═══ INPUT MATERIAL ═══
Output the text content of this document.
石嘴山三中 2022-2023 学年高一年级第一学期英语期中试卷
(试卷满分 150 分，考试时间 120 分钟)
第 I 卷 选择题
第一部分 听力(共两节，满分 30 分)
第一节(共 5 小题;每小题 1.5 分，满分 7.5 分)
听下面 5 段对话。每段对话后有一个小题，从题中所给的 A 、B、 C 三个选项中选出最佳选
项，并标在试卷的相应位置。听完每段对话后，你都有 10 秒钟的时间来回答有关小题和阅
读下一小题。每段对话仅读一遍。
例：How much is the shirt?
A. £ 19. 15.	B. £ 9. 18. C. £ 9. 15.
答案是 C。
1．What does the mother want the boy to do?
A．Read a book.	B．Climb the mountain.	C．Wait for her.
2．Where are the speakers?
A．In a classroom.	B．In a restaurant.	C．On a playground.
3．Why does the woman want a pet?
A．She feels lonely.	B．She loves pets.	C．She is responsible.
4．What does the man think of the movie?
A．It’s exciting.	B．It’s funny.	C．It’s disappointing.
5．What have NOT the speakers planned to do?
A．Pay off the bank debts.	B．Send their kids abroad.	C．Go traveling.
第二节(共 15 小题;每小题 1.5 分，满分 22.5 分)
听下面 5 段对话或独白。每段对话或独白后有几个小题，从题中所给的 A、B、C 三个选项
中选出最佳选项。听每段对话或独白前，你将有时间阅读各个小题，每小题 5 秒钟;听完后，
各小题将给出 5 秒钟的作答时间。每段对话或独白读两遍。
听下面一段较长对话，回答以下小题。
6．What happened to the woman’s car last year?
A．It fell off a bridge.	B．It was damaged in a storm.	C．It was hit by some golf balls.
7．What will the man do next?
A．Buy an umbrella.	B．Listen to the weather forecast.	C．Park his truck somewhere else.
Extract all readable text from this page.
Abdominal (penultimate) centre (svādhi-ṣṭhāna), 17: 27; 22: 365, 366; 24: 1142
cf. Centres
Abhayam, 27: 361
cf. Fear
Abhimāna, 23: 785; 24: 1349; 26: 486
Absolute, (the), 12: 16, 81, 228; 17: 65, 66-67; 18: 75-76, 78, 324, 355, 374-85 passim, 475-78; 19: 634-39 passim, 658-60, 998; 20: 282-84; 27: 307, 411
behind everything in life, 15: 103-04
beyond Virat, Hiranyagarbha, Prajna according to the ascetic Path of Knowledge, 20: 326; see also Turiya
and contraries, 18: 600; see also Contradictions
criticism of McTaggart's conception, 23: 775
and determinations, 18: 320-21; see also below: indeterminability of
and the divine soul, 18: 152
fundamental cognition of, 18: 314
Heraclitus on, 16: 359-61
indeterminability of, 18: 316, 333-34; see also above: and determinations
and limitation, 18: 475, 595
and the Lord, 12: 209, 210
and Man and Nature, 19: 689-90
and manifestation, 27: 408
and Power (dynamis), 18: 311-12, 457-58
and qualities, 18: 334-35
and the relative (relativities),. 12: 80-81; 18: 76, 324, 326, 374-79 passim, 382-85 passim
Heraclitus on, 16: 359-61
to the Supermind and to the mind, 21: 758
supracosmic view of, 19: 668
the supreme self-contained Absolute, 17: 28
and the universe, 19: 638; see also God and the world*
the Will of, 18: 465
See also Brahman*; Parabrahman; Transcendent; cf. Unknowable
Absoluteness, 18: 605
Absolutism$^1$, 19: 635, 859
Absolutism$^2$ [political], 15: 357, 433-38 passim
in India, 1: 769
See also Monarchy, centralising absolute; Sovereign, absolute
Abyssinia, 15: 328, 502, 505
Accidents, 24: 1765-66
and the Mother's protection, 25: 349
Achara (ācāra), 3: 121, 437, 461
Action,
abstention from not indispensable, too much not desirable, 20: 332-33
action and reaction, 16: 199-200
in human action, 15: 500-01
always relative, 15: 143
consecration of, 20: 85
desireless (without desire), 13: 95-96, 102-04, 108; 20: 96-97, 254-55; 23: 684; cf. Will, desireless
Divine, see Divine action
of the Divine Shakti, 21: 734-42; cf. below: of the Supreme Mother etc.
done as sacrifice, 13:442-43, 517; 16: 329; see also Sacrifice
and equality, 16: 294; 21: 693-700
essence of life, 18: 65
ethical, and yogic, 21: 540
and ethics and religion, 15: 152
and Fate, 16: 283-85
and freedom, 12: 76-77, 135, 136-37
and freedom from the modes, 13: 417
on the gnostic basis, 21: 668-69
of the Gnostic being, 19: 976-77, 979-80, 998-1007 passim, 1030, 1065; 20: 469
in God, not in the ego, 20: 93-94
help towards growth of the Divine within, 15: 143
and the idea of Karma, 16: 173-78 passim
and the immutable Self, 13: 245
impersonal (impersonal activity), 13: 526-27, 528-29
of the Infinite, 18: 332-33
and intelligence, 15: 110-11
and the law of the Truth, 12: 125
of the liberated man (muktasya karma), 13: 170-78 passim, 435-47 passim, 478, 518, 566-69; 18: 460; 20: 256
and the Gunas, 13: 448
═══
> **WHAT TO DO**
Using the records above, pull out each line where the word "woman" occurs.

> **TASK RESULT**
3．Why does the woman want a pet?
6．What happened to the woman’s car last year?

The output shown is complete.